| Stored entries |
· · · ·
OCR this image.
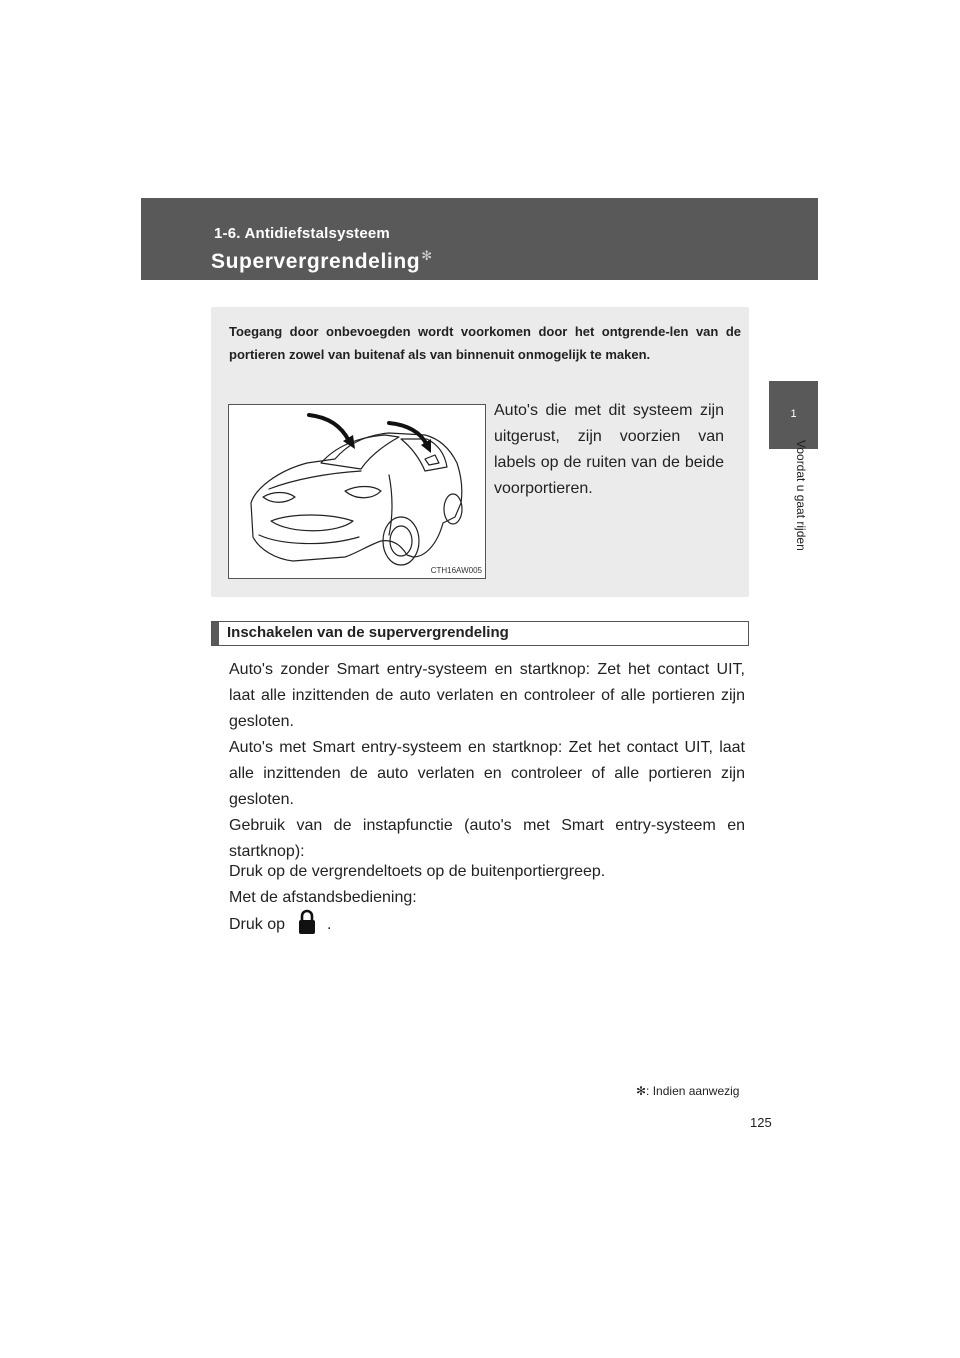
1-6. Antidiefstalsysteem
Supervergrendeling✻
1
Voordat u gaat rijden
Toegang door onbevoegden wordt voorkomen door het ontgrende-len van de portieren zowel van buitenaf als van binnenuit onmogelijk te maken.
CTH16AW005
Auto's die met dit systeem zijn uitgerust, zijn voorzien van labels op de ruiten van de beide voorportieren.
Inschakelen van de supervergrendeling

Auto's zonder Smart entry-systeem en startknop: Zet het contact UIT, laat alle inzittenden de auto verlaten en controleer of alle portieren zijn gesloten.

Auto's met Smart entry-systeem en startknop: Zet het contact UIT, laat alle inzittenden de auto verlaten en controleer of alle portieren zijn gesloten.

Gebruik van de instapfunctie (auto's met Smart entry-systeem en startknop):

Druk op de vergrendeltoets op de buitenportiergreep.

Met de afstandsbediening:

Druk op	.

✻: Indien aanwezig
125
· · · ·
| Given request |
Copy every line of the data that holds the string "laat".

| Solved problem |
Auto's zonder Smart entry-systeem en startknop: Zet het contact UIT, laat alle inzittenden de auto verlaten en controleer of alle portieren zijn gesloten.
Auto's met Smart entry-systeem en startknop: Zet het contact UIT, laat alle inzittenden de auto verlaten en controleer of alle portieren zijn gesloten.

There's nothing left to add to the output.